--- begin EXTRACTED RECORDS ---

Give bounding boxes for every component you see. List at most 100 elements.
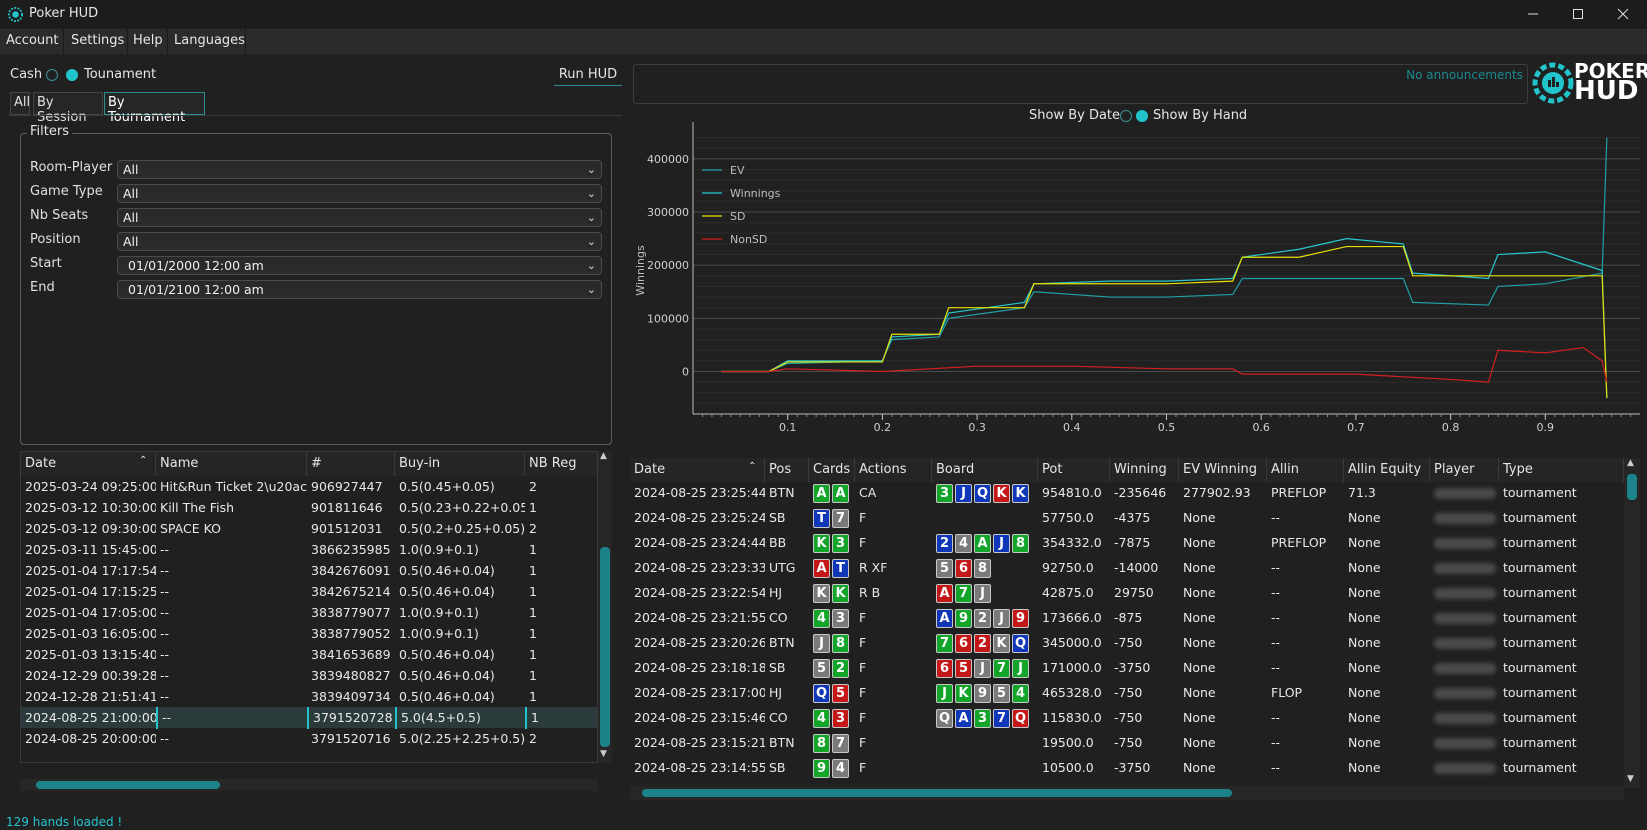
filter-label-4: Start [30, 256, 62, 271]
hand-cell: None [1183, 735, 1216, 750]
tournament-row[interactable]: 2025-03-12 09:30:00 SPACE KO 901512031 0.5(… [21, 518, 597, 539]
playing-card: 7 [832, 734, 849, 753]
hands-header-5[interactable]: Pot [1038, 458, 1110, 482]
tournament-label: Tounament [84, 67, 157, 82]
hand-cell: BTN [769, 485, 795, 500]
hand-cell: None [1348, 535, 1381, 550]
hand-row[interactable]: 2024-08-25 23:23:33 UTG A T R XF 5 6 8 92750.0 -1… [630, 557, 1624, 582]
filter-select-0[interactable]: All ⌄ [117, 160, 602, 179]
tournament-header-2[interactable]: # [307, 452, 395, 476]
tournament-row[interactable]: 2025-03-12 10:30:00 Kill The Fish 90181164… [21, 497, 597, 518]
show-by-date-radio[interactable] [1120, 110, 1132, 122]
hand-row[interactable]: 2024-08-25 23:15:21 BTN 8 7 F 19500.0 -750 None… [630, 732, 1624, 757]
tournament-vscroll[interactable]: ▲ ▼ [598, 451, 612, 763]
hand-row[interactable]: 2024-08-25 23:20:26 BTN J 8 F 7 6 2 K Q 345000.0 -7… [630, 632, 1624, 657]
filter-label-5: End [30, 280, 55, 295]
hand-row[interactable]: 2024-08-25 23:15:46 CO 4 3 F Q A 3 7 Q 115830.0 -75… [630, 707, 1624, 732]
hand-cell: -- [1271, 760, 1281, 775]
hand-row[interactable]: 2024-08-25 23:25:24 SB T 7 F 57750.0 -4375 None… [630, 507, 1624, 532]
hands-header-8[interactable]: Allin [1267, 458, 1344, 482]
hand-cell: 10500.0 [1042, 760, 1094, 775]
hands-header-0[interactable]: Date [630, 458, 765, 482]
hand-row[interactable]: 2024-08-25 23:21:55 CO 4 3 F A 9 2 J 9 173666.0 -87… [630, 607, 1624, 632]
hand-row[interactable]: 2024-08-25 23:17:00 HJ Q 5 F J K 9 5 4 465328.0 -75… [630, 682, 1624, 707]
maximize-button[interactable] [1555, 0, 1601, 28]
hand-row[interactable]: 2024-08-25 23:25:44 BTN A A CA 3 J Q K K 954810.0-… [630, 482, 1624, 507]
filter-select-2[interactable]: All ⌄ [117, 208, 602, 227]
hands-header-6[interactable]: Winning [1110, 458, 1179, 482]
tournament-row[interactable]: 2025-03-24 09:25:00 Hit&Run Ticket 2\u20a… [21, 476, 597, 497]
hand-row[interactable]: 2024-08-25 23:18:18 SB 5 2 F 6 5 J 7 J 171000.0 -37… [630, 657, 1624, 682]
sort-ascending-icon[interactable]: ⌃ [748, 461, 757, 472]
hands-header-3[interactable]: Actions [855, 458, 932, 482]
board-cards [932, 732, 1038, 757]
playing-card: J [1012, 659, 1029, 678]
tab-by-tournament[interactable]: By Tournament [104, 92, 205, 125]
tournament-radio[interactable] [66, 69, 78, 81]
board-cards [932, 507, 1038, 532]
hands-header-7[interactable]: EV Winning [1179, 458, 1267, 482]
tournament-row[interactable]: 2025-01-04 17:05:00 -- 3838779077 1.0(0.9+0… [21, 602, 597, 623]
hand-cell: SB [769, 660, 786, 675]
tournament-row[interactable]: 2024-08-25 20:00:00 -- 3791520716 5.0(2.25+… [21, 728, 597, 749]
show-by-hand-radio[interactable] [1136, 110, 1148, 122]
tournament-cell: 2025-03-12 10:30:00 [25, 500, 156, 515]
tournament-row[interactable]: 2025-01-03 13:15:40 -- 3841653689 0.5(0.46+… [21, 644, 597, 665]
playing-card: 9 [1012, 609, 1029, 628]
hands-header-9[interactable]: Allin Equity [1344, 458, 1430, 482]
playing-card: 5 [813, 659, 830, 678]
close-button[interactable] [1600, 0, 1646, 28]
tournament-row[interactable]: 2025-03-11 15:45:00 -- 3866235985 1.0(0.9+0… [21, 539, 597, 560]
tournament-cell: -- [160, 584, 170, 599]
hands-hscroll[interactable] [630, 786, 1624, 800]
hand-row[interactable]: 2024-08-25 23:14:55 SB 9 4 F 10500.0 -3750 None… [630, 757, 1624, 782]
tournament-cell: 2025-03-11 15:45:00 [25, 542, 156, 557]
tournament-row[interactable]: 2024-12-28 21:51:41 -- 3839409734 0.5(0.46+… [21, 686, 597, 707]
tournament-row[interactable]: 2024-08-25 21:00:00 -- 3791520728 5.0(4.5+0… [21, 707, 597, 729]
tournament-cell: 0.5(0.46+0.04) [399, 668, 495, 683]
playing-card: T [832, 559, 849, 578]
hand-row[interactable]: 2024-08-25 23:22:54 HJ K K R B A 7 J 42875.0 2975… [630, 582, 1624, 607]
hands-header-2[interactable]: Cards [809, 458, 855, 482]
hand-cell: 29750 [1114, 585, 1154, 600]
tournament-header-3[interactable]: Buy-in [395, 452, 525, 476]
hands-header-11[interactable]: Type [1499, 458, 1624, 482]
hands-header-1[interactable]: Pos [765, 458, 809, 482]
player-name-redacted [1434, 713, 1496, 724]
tournament-header-1[interactable]: Name [156, 452, 307, 476]
hands-header-4[interactable]: Board [932, 458, 1038, 482]
tournament-row[interactable]: 2025-01-04 17:17:54 -- 3842676091 0.5(0.46+… [21, 560, 597, 581]
tournament-row[interactable]: 2025-01-04 17:15:25 -- 3842675214 0.5(0.46+… [21, 581, 597, 602]
menu-languages[interactable]: Languages [174, 33, 245, 48]
hands-header-10[interactable]: Player [1430, 458, 1499, 482]
filter-select-3[interactable]: All ⌄ [117, 232, 602, 251]
run-hud-button[interactable]: Run HUD [554, 64, 622, 86]
hand-row[interactable]: 2024-08-25 23:24:44 BB K 3 F 2 4 A J 8 354332.0 -78… [630, 532, 1624, 557]
cash-radio[interactable] [46, 69, 58, 81]
filter-select-1[interactable]: All ⌄ [117, 184, 602, 203]
sort-ascending-icon[interactable]: ⌃ [139, 455, 148, 466]
series-line-sd [721, 245, 1608, 399]
tab-by-session[interactable]: By Session [33, 92, 103, 125]
tournament-header-4[interactable]: NB Reg [525, 452, 597, 476]
menu-account[interactable]: Account [6, 33, 59, 48]
menu-help[interactable]: Help [133, 33, 163, 48]
playing-card: A [813, 559, 830, 578]
filter-select-5[interactable]: 01/01/2100 12:00 am ⌄ [117, 280, 602, 299]
tab-all[interactable]: All [10, 92, 30, 115]
tournament-cell: 1 [529, 500, 537, 515]
tournament-cell: 3866235985 [311, 542, 391, 557]
tournament-cell: 906927447 [311, 479, 383, 494]
playing-card: A [936, 609, 953, 628]
tournament-hscroll[interactable] [20, 779, 598, 791]
app-logo: POKER HUD [1532, 60, 1647, 106]
menu-settings[interactable]: Settings [71, 33, 125, 48]
minimize-button[interactable] [1510, 0, 1556, 28]
filter-select-4[interactable]: 01/01/2000 12:00 am ⌄ [117, 256, 602, 275]
tournament-row[interactable]: 2024-12-29 00:39:28 -- 3839480827 0.5(0.46+… [21, 665, 597, 686]
hand-cell: tournament [1503, 610, 1577, 625]
tournament-header-0[interactable]: Date [21, 452, 156, 476]
hands-vscroll[interactable]: ▲ ▼ [1624, 458, 1640, 788]
tournament-row[interactable]: 2025-01-03 16:05:00 -- 3838779052 1.0(0.9+0… [21, 623, 597, 644]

--- end EXTRACTED RECORDS ---

**AIM**. Can you reproduce all of the rows above line for line, with the pictures left out?

**TASK OUTPUT**.
Give bounding boxes for every component you see. List at most 100 elements.
filter-label-4: Start [30, 256, 62, 271]
hand-cell: None [1183, 735, 1216, 750]
tournament-row[interactable]: 2025-03-12 09:30:00 SPACE KO 901512031 0.5(… [21, 518, 597, 539]
playing-card: 7 [832, 734, 849, 753]
hands-header-5[interactable]: Pot [1038, 458, 1110, 482]
tournament-label: Tounament [84, 67, 157, 82]
hand-cell: BTN [769, 485, 795, 500]
hand-cell: None [1348, 535, 1381, 550]
hand-row[interactable]: 2024-08-25 23:23:33 UTG A T R XF 5 6 8 92750.0 -1… [630, 557, 1624, 582]
filter-select-0[interactable]: All ⌄ [117, 160, 602, 179]
tournament-header-2[interactable]: # [307, 452, 395, 476]
tournament-row[interactable]: 2025-03-12 10:30:00 Kill The Fish 90181164… [21, 497, 597, 518]
show-by-date-radio[interactable] [1120, 110, 1132, 122]
hand-row[interactable]: 2024-08-25 23:15:21 BTN 8 7 F 19500.0 -750 None… [630, 732, 1624, 757]
tournament-vscroll[interactable]: ▲ ▼ [598, 451, 612, 763]
hand-row[interactable]: 2024-08-25 23:20:26 BTN J 8 F 7 6 2 K Q 345000.0 -7… [630, 632, 1624, 657]
filter-label-5: End [30, 280, 55, 295]
hand-row[interactable]: 2024-08-25 23:15:46 CO 4 3 F Q A 3 7 Q 115830.0 -75… [630, 707, 1624, 732]
hand-cell: -- [1271, 760, 1281, 775]
hand-row[interactable]: 2024-08-25 23:25:24 SB T 7 F 57750.0 -4375 None… [630, 507, 1624, 532]
hands-header-8[interactable]: Allin [1267, 458, 1344, 482]
hand-cell: 10500.0 [1042, 760, 1094, 775]
hands-header-0[interactable]: Date [630, 458, 765, 482]
hand-row[interactable]: 2024-08-25 23:21:55 CO 4 3 F A 9 2 J 9 173666.0 -87… [630, 607, 1624, 632]
hand-row[interactable]: 2024-08-25 23:17:00 HJ Q 5 F J K 9 5 4 465328.0 -75… [630, 682, 1624, 707]
maximize-button[interactable] [1555, 0, 1601, 28]
hand-row[interactable]: 2024-08-25 23:25:44 BTN A A CA 3 J Q K K 954810.0-… [630, 482, 1624, 507]
filter-select-2[interactable]: All ⌄ [117, 208, 602, 227]
hands-header-6[interactable]: Winning [1110, 458, 1179, 482]
tournament-row[interactable]: 2025-03-24 09:25:00 Hit&Run Ticket 2\u20a… [21, 476, 597, 497]
hand-row[interactable]: 2024-08-25 23:18:18 SB 5 2 F 6 5 J 7 J 171000.0 -37… [630, 657, 1624, 682]
sort-ascending-icon[interactable]: ⌃ [748, 461, 757, 472]
hands-header-3[interactable]: Actions [855, 458, 932, 482]
board-cards [932, 732, 1038, 757]
playing-card: J [1012, 659, 1029, 678]
tab-by-tournament[interactable]: By Tournament [104, 92, 205, 125]
tournament-radio[interactable] [66, 69, 78, 81]
board-cards [932, 507, 1038, 532]
hands-header-7[interactable]: EV Winning [1179, 458, 1267, 482]
tournament-row[interactable]: 2025-01-04 17:05:00 -- 3838779077 1.0(0.9+0… [21, 602, 597, 623]
hand-cell: SB [769, 660, 786, 675]
tournament-row[interactable]: 2024-08-25 20:00:00 -- 3791520716 5.0(2.25+… [21, 728, 597, 749]
show-by-hand-radio[interactable] [1136, 110, 1148, 122]
tournament-cell: 2025-03-12 10:30:00 [25, 500, 156, 515]
tournament-row[interactable]: 2025-01-03 13:15:40 -- 3841653689 0.5(0.46+… [21, 644, 597, 665]
playing-card: 9 [1012, 609, 1029, 628]
hands-header-9[interactable]: Allin Equity [1344, 458, 1430, 482]
playing-card: 5 [813, 659, 830, 678]
close-button[interactable] [1600, 0, 1646, 28]
tournament-row[interactable]: 2025-03-11 15:45:00 -- 3866235985 1.0(0.9+0… [21, 539, 597, 560]
tournament-cell: -- [160, 584, 170, 599]
hands-hscroll[interactable] [630, 786, 1624, 800]
hand-row[interactable]: 2024-08-25 23:14:55 SB 9 4 F 10500.0 -3750 None… [630, 757, 1624, 782]
tournament-cell: 2025-03-11 15:45:00 [25, 542, 156, 557]
tournament-row[interactable]: 2024-12-28 21:51:41 -- 3839409734 0.5(0.46+… [21, 686, 597, 707]
tournament-row[interactable]: 2024-08-25 21:00:00 -- 3791520728 5.0(4.5+0… [21, 707, 597, 729]
tournament-cell: 0.5(0.46+0.04) [399, 668, 495, 683]
playing-card: T [832, 559, 849, 578]
hand-row[interactable]: 2024-08-25 23:22:54 HJ K K R B A 7 J 42875.0 2975… [630, 582, 1624, 607]
hands-header-2[interactable]: Cards [809, 458, 855, 482]
hand-cell: 29750 [1114, 585, 1154, 600]
tournament-header-3[interactable]: Buy-in [395, 452, 525, 476]
hands-header-11[interactable]: Type [1499, 458, 1624, 482]
hands-header-1[interactable]: Pos [765, 458, 809, 482]
player-name-redacted [1434, 713, 1496, 724]
tournament-header-1[interactable]: Name [156, 452, 307, 476]
hands-header-4[interactable]: Board [932, 458, 1038, 482]
tournament-row[interactable]: 2025-01-04 17:17:54 -- 3842676091 0.5(0.46+… [21, 560, 597, 581]
tournament-row[interactable]: 2025-01-04 17:15:25 -- 3842675214 0.5(0.46+… [21, 581, 597, 602]
menu-languages[interactable]: Languages [174, 33, 245, 48]
hands-header-10[interactable]: Player [1430, 458, 1499, 482]
filter-select-3[interactable]: All ⌄ [117, 232, 602, 251]
run-hud-button[interactable]: Run HUD [554, 64, 622, 86]
hand-row[interactable]: 2024-08-25 23:24:44 BB K 3 F 2 4 A J 8 354332.0 -78… [630, 532, 1624, 557]
cash-radio[interactable] [46, 69, 58, 81]
filter-select-1[interactable]: All ⌄ [117, 184, 602, 203]
sort-ascending-icon[interactable]: ⌃ [139, 455, 148, 466]
series-line-sd [721, 245, 1608, 399]
tab-by-session[interactable]: By Session [33, 92, 103, 125]
tournament-header-4[interactable]: NB Reg [525, 452, 597, 476]
menu-account[interactable]: Account [6, 33, 59, 48]
menu-help[interactable]: Help [133, 33, 163, 48]
playing-card: A [813, 559, 830, 578]
filter-select-5[interactable]: 01/01/2100 12:00 am ⌄ [117, 280, 602, 299]
tab-all[interactable]: All [10, 92, 30, 115]
tournament-cell: 1 [529, 500, 537, 515]
tournament-cell: 3866235985 [311, 542, 391, 557]
tournament-cell: 906927447 [311, 479, 383, 494]
playing-card: A [936, 609, 953, 628]
tournament-hscroll[interactable] [20, 779, 598, 791]
app-logo: POKER HUD [1532, 60, 1647, 106]
menu-settings[interactable]: Settings [71, 33, 125, 48]
minimize-button[interactable] [1510, 0, 1556, 28]
filter-select-4[interactable]: 01/01/2000 12:00 am ⌄ [117, 256, 602, 275]
tournament-row[interactable]: 2024-12-29 00:39:28 -- 3839480827 0.5(0.46+… [21, 665, 597, 686]
hand-cell: tournament [1503, 610, 1577, 625]
tournament-header-0[interactable]: Date [21, 452, 156, 476]
hands-vscroll[interactable]: ▲ ▼ [1624, 458, 1640, 788]
tournament-row[interactable]: 2025-01-03 16:05:00 -- 3838779052 1.0(0.9+0… [21, 623, 597, 644]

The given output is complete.